Task inputs →
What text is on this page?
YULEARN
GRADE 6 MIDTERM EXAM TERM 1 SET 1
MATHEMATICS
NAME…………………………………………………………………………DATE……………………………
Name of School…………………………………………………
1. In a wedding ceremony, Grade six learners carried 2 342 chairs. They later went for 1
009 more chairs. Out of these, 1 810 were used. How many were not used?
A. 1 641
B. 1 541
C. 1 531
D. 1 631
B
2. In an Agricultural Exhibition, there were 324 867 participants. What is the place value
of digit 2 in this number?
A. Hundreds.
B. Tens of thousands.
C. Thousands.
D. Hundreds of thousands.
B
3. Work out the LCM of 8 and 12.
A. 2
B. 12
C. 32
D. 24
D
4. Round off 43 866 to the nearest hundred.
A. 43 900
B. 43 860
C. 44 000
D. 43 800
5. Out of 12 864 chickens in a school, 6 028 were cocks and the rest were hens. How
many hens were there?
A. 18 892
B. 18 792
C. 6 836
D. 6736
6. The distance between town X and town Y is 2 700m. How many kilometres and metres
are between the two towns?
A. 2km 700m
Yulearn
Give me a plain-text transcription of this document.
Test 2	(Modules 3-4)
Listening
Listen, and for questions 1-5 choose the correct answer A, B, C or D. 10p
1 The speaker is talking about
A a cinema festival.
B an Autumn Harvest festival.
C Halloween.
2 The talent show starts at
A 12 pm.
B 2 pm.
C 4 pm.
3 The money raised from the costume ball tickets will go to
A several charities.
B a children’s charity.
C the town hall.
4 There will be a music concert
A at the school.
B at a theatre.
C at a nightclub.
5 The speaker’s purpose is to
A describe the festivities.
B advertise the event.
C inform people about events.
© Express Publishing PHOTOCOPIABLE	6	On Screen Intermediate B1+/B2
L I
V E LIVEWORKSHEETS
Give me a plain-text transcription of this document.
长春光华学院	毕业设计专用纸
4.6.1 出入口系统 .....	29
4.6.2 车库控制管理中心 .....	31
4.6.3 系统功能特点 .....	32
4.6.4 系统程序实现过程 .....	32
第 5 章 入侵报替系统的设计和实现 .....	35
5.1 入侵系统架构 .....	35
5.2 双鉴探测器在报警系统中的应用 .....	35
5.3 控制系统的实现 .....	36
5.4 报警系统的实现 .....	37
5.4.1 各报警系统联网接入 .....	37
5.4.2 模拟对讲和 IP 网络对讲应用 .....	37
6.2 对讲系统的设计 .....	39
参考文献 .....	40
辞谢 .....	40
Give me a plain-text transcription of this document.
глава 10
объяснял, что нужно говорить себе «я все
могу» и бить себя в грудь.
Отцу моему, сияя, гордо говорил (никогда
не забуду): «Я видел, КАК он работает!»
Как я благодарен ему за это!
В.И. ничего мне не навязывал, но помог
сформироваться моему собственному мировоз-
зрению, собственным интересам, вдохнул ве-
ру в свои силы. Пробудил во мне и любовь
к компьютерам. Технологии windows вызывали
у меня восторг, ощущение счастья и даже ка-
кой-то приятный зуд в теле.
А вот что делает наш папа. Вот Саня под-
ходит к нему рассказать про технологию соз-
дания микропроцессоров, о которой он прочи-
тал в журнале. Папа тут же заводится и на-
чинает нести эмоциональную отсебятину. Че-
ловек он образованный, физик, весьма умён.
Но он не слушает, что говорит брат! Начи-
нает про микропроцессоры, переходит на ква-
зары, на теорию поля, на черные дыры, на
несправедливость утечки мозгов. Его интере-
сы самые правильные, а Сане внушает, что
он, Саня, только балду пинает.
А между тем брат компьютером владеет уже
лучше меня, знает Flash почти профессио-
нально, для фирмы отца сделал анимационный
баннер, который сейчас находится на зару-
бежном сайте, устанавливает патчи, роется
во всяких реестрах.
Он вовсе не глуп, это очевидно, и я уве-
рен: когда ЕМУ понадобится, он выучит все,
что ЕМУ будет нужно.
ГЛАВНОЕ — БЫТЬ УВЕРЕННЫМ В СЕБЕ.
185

Given request → Identify the lines that hold the word "chairs". Copy every one of them.

Exercise output →
1. In a wedding ceremony, Grade six learners carried 2 342 chairs. They later went for 1
009 more chairs. Out of these, 1 810 were used. How many were not used?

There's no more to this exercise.